Exercise objective: Each line of the material must be repeated precisely, with the pictures left out.

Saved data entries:
────────────────────────────────────────

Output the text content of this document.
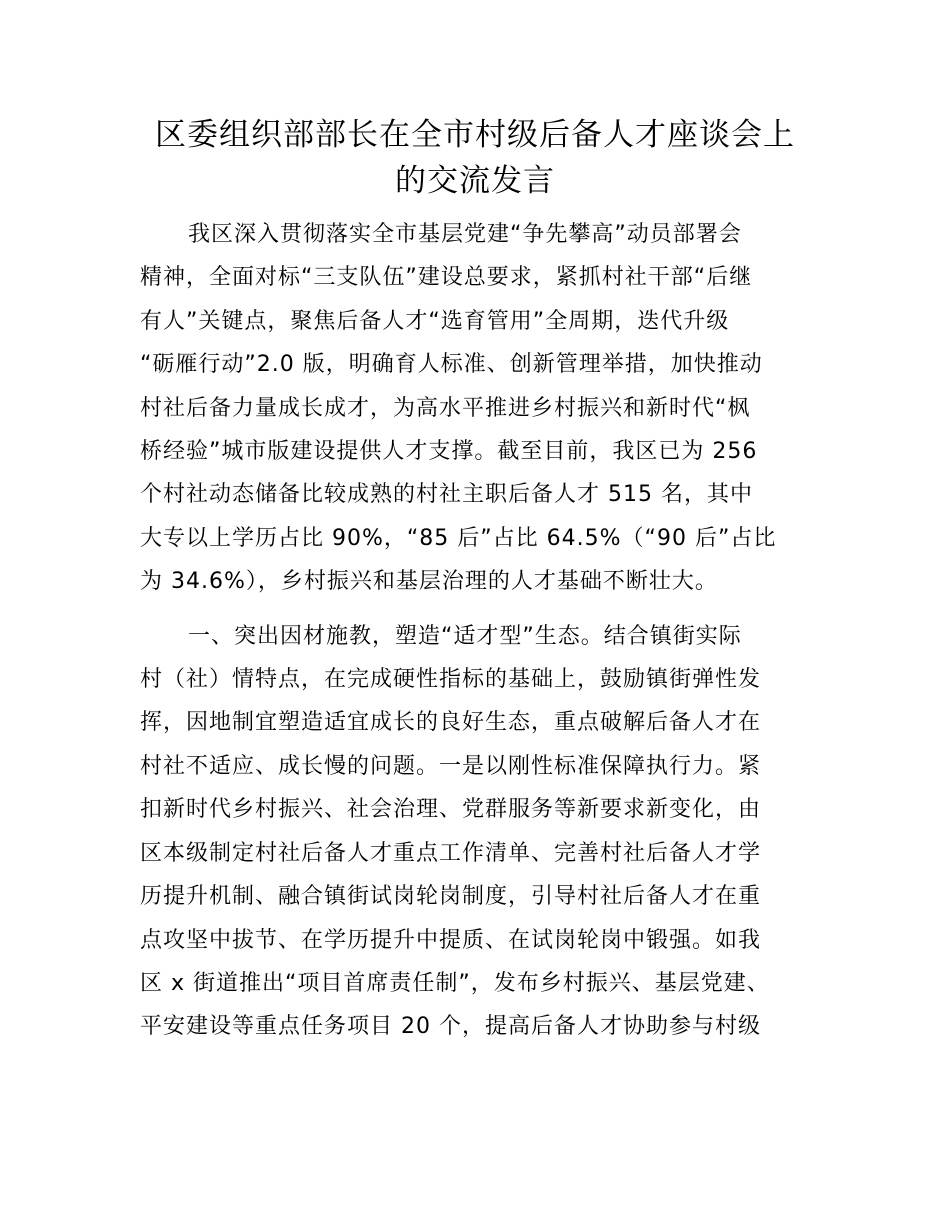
区委组织部部长在全市村级后备人才座谈会上
的交流发言

我区深入贯彻落实全市基层党建“争先攀高”动员部署会
精神，全面对标“三支队伍”建设总要求，紧抓村社干部“后继
有人”关键点，聚焦后备人才“选育管用”全周期，迭代升级
“砺雁行动”2.0 版，明确育人标准、创新管理举措，加快推动
村社后备力量成长成才，为高水平推进乡村振兴和新时代“枫
桥经验”城市版建设提供人才支撑。截至目前，我区已为 256
个村社动态储备比较成熟的村社主职后备人才 515 名，其中
大专以上学历占比 90%，“85 后”占比 64.5%（“90 后”占比
为 34.6%），乡村振兴和基层治理的人才基础不断壮大。

一、突出因材施教，塑造“适才型”生态。结合镇街实际
村（社）情特点，在完成硬性指标的基础上，鼓励镇街弹性发
挥，因地制宜塑造适宜成长的良好生态，重点破解后备人才在
村社不适应、成长慢的问题。一是以刚性标准保障执行力。紧
扣新时代乡村振兴、社会治理、党群服务等新要求新变化，由
区本级制定村社后备人才重点工作清单、完善村社后备人才学
历提升机制、融合镇街试岗轮岗制度，引导村社后备人才在重
点攻坚中拔节、在学历提升中提质、在试岗轮岗中锻强。如我
区 x 街道推出“项目首席责任制”，发布乡村振兴、基层党建、
平安建设等重点任务项目 20 个，提高后备人才协助参与村级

────────────────────────────────────────

Task response:
Output the text content of this document.
区委组织部部长在全市村级后备人才座谈会上
的交流发言

我区深入贯彻落实全市基层党建“争先攀高”动员部署会
精神，全面对标“三支队伍”建设总要求，紧抓村社干部“后继
有人”关键点，聚焦后备人才“选育管用”全周期，迭代升级
“砺雁行动”2.0 版，明确育人标准、创新管理举措，加快推动
村社后备力量成长成才，为高水平推进乡村振兴和新时代“枫
桥经验”城市版建设提供人才支撑。截至目前，我区已为 256
个村社动态储备比较成熟的村社主职后备人才 515 名，其中
大专以上学历占比 90%，“85 后”占比 64.5%（“90 后”占比
为 34.6%），乡村振兴和基层治理的人才基础不断壮大。

一、突出因材施教，塑造“适才型”生态。结合镇街实际
村（社）情特点，在完成硬性指标的基础上，鼓励镇街弹性发
挥，因地制宜塑造适宜成长的良好生态，重点破解后备人才在
村社不适应、成长慢的问题。一是以刚性标准保障执行力。紧
扣新时代乡村振兴、社会治理、党群服务等新要求新变化，由
区本级制定村社后备人才重点工作清单、完善村社后备人才学
历提升机制、融合镇街试岗轮岗制度，引导村社后备人才在重
点攻坚中拔节、在学历提升中提质、在试岗轮岗中锻强。如我
区 x 街道推出“项目首席责任制”，发布乡村振兴、基层党建、
平安建设等重点任务项目 20 个，提高后备人才协助参与村级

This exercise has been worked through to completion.